> _ÜBUNGSTEXT_:

Spezialteams aus unterschiedlichen Disziplinen 

Auch bei optION stand das Clustermanagement beratend zur Seite. In diesem Fall kam die Förderung vom Bundesministerium für Bildung und Forschung. Für das Projekt hatten sich erneut Spezialteams aus verschiedenen Disziplinen zusammengeschlossen: neben Mitarbeitenden des Fraunhofer-Instituts für Nachrichtentechnik, Heinrich-Hertz-Institut, HHI und den beiden Charité-Einrichtungen „Institut für Laboratoriumsmedizin, Klinische Chemie und Pathobiochemie“ und „Labor für Biofluidmechanik“ waren auch die Unternehmen Eschweiler GmbH & CO KG Kiel sowie die SCIENION GmbH Berlin mit an Bord.

> _DATENSÄTZE_:
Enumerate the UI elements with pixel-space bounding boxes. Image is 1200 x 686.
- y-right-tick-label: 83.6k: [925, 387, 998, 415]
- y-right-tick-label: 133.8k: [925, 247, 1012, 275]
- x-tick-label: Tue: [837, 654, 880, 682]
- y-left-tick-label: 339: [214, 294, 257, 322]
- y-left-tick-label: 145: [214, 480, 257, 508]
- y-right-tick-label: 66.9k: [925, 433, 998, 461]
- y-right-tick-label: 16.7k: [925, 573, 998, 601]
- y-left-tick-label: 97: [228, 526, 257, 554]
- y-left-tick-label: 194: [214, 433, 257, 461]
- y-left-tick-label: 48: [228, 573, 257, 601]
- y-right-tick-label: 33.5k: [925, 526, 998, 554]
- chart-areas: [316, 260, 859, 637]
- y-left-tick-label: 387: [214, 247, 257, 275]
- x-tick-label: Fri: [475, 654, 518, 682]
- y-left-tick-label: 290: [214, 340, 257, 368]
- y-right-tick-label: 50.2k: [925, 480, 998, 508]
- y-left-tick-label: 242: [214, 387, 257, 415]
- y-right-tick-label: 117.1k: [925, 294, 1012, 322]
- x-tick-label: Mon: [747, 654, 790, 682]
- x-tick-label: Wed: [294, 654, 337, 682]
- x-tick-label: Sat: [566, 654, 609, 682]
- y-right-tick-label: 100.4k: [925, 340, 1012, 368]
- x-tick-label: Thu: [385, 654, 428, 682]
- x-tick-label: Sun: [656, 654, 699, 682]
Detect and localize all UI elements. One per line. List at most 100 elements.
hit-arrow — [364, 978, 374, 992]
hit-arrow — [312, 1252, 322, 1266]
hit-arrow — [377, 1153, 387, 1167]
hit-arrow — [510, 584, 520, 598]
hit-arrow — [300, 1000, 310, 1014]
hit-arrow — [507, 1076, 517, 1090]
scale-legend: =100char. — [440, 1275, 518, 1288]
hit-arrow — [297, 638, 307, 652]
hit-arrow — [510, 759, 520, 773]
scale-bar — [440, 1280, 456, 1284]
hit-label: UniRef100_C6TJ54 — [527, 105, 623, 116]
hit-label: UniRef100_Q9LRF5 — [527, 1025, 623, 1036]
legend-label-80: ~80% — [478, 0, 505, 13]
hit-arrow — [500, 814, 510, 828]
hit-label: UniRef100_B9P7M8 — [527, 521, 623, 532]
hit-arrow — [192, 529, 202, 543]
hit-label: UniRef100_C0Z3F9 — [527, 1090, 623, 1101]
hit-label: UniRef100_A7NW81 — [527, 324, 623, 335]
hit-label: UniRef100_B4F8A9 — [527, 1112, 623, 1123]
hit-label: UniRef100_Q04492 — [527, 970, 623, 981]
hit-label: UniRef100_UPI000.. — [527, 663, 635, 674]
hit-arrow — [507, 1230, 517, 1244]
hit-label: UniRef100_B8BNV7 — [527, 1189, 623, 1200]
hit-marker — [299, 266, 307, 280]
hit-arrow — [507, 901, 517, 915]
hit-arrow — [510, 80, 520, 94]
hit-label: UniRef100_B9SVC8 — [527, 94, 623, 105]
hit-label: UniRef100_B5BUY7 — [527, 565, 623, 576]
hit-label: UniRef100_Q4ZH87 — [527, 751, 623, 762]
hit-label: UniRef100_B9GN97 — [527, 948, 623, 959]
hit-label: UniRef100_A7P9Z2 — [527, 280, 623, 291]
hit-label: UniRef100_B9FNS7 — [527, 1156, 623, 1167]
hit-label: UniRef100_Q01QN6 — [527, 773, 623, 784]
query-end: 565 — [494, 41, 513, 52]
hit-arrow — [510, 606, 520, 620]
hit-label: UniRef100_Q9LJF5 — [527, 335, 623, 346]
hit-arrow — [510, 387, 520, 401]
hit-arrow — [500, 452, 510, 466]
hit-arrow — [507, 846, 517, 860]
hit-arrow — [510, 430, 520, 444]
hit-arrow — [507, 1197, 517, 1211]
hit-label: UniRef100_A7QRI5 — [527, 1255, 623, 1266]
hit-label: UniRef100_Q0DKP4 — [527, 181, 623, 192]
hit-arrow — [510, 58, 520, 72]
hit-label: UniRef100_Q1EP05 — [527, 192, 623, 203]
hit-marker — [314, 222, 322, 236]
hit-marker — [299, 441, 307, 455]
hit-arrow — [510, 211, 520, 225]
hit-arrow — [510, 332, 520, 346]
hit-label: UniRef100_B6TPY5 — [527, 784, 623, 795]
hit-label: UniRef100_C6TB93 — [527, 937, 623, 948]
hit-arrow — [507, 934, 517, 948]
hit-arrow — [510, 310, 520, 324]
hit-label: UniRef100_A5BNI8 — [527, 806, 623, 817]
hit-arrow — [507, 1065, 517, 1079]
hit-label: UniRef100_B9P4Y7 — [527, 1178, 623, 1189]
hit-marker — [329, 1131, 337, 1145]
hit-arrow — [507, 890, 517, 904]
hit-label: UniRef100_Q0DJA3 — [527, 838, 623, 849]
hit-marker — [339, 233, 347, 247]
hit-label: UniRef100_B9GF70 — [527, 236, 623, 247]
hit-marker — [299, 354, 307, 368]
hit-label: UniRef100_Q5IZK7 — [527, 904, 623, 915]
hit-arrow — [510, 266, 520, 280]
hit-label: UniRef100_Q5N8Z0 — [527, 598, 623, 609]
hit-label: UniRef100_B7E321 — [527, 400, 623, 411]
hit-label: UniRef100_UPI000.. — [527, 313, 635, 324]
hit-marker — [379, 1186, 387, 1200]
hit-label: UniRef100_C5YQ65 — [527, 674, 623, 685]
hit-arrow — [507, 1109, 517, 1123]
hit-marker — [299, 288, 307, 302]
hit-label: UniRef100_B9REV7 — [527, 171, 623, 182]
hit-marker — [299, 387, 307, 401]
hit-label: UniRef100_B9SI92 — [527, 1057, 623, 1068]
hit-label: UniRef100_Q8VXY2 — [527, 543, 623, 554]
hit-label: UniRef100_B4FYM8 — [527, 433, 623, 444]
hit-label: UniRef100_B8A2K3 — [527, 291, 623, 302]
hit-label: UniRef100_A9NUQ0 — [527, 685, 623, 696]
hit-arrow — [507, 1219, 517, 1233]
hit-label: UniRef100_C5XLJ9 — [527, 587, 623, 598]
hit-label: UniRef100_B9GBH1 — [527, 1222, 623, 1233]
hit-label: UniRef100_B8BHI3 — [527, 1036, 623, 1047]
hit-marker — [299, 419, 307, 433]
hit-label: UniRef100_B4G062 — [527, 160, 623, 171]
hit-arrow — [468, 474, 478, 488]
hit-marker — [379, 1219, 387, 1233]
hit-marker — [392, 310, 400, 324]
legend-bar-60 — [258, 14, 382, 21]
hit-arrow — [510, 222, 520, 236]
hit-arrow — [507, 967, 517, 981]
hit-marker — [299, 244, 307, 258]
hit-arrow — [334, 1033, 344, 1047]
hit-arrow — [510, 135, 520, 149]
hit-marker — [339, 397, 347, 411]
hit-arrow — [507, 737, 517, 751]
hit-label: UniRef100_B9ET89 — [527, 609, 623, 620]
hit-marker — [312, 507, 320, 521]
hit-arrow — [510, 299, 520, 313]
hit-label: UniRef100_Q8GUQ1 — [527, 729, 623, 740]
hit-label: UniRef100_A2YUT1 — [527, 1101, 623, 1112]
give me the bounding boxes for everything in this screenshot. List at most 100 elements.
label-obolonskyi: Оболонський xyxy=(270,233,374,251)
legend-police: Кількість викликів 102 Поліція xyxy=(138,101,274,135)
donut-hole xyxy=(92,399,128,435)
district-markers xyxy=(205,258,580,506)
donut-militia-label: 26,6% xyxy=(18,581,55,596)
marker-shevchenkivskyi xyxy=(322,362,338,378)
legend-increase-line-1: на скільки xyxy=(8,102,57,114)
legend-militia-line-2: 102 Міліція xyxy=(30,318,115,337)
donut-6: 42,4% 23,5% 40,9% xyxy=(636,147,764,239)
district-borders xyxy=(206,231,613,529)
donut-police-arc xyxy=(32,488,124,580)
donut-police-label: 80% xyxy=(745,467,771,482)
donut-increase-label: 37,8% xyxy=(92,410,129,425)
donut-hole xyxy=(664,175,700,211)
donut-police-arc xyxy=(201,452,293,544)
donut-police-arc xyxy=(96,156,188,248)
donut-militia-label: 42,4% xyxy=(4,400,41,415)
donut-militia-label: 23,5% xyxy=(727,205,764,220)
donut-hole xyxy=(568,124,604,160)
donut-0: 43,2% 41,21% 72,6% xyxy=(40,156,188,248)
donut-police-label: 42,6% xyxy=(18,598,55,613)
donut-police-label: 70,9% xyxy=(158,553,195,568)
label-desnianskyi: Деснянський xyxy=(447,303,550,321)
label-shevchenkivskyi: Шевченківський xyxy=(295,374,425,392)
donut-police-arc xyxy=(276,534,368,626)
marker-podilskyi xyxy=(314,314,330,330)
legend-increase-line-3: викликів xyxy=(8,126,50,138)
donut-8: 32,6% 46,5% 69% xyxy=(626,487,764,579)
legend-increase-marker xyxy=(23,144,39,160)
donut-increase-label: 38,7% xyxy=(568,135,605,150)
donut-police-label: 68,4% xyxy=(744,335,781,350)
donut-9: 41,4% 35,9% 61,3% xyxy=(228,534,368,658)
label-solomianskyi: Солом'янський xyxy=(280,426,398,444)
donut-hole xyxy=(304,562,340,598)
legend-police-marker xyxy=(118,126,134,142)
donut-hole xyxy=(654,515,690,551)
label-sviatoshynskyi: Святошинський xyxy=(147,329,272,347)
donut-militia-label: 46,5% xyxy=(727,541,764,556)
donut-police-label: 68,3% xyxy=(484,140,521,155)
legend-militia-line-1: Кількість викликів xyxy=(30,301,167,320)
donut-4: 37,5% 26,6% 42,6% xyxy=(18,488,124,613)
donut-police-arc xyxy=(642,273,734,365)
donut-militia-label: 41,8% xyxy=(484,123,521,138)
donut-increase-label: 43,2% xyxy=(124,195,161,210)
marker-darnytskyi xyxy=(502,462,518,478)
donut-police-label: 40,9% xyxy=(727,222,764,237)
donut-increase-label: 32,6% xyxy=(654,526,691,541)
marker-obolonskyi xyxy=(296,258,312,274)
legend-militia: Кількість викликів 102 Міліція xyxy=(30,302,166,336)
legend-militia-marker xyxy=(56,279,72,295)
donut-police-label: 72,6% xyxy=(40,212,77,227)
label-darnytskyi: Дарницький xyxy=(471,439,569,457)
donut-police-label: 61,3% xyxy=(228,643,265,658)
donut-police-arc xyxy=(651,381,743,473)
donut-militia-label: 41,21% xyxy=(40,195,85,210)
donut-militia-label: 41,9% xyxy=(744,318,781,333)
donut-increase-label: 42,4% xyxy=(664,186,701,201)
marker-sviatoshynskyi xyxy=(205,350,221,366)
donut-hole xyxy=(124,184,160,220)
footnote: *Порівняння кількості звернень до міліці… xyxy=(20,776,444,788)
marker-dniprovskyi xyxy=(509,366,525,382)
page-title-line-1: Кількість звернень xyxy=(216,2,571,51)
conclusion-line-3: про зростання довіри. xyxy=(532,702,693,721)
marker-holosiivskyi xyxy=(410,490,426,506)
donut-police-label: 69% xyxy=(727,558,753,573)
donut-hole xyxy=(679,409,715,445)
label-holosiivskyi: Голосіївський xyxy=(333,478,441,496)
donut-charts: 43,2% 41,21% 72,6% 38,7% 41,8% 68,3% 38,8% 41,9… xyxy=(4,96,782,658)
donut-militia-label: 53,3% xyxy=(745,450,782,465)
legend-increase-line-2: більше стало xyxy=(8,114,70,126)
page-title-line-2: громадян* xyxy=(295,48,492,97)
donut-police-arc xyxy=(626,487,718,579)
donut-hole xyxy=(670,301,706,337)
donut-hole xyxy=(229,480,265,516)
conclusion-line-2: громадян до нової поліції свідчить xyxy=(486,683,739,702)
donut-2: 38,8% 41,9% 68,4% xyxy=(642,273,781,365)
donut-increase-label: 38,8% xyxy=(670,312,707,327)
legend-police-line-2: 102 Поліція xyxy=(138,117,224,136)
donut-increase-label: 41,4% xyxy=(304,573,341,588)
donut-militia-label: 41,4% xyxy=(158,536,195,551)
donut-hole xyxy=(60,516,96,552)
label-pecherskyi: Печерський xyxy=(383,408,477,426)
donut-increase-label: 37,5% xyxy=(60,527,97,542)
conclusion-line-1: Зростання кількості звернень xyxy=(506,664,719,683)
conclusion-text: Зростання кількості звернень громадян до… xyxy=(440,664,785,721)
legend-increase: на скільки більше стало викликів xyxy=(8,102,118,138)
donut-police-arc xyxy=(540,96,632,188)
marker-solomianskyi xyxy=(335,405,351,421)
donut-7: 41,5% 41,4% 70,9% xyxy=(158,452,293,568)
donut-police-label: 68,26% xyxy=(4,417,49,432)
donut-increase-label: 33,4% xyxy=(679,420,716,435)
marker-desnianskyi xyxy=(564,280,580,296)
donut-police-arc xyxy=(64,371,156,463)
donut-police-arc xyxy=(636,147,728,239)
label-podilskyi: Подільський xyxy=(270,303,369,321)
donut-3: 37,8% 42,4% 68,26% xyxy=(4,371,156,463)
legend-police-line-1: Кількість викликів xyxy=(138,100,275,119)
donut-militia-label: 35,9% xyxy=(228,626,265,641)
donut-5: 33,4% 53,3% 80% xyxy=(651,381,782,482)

> _ARBEITSANWEISUNGEN_:
1. Von welchem Ministerium kam laut Übungstext die Förderung für optION?
2. Gib bitte den Abschnitt des Übungstexts von „Spezialteams aus unterschiedlichen“ bis einschließlich „mit an Bord.“ wortgetreu wieder.
Die Datensätze spielen hierfür keine Rolle.

> _LÖSUNGEN_:
1. Vom Bundesministerium für Bildung und Forschung.

2.
Spezialteams aus unterschiedlichen Disziplinen 

Auch bei optION stand das Clustermanagement beratend zur Seite. In diesem Fall kam die Förderung vom Bundesministerium für Bildung und Forschung. Für das Projekt hatten sich erneut Spezialteams aus verschiedenen Disziplinen zusammengeschlossen: neben Mitarbeitenden des Fraunhofer-Instituts für Nachrichtentechnik, Heinrich-Hertz-Institut, HHI und den beiden Charité-Einrichtungen „Institut für Laboratoriumsmedizin, Klinische Chemie und Pathobiochemie“ und „Labor für Biofluidmechanik“ waren auch die Unternehmen Eschweiler GmbH & CO KG Kiel sowie die SCIENION GmbH Berlin mit an Bord.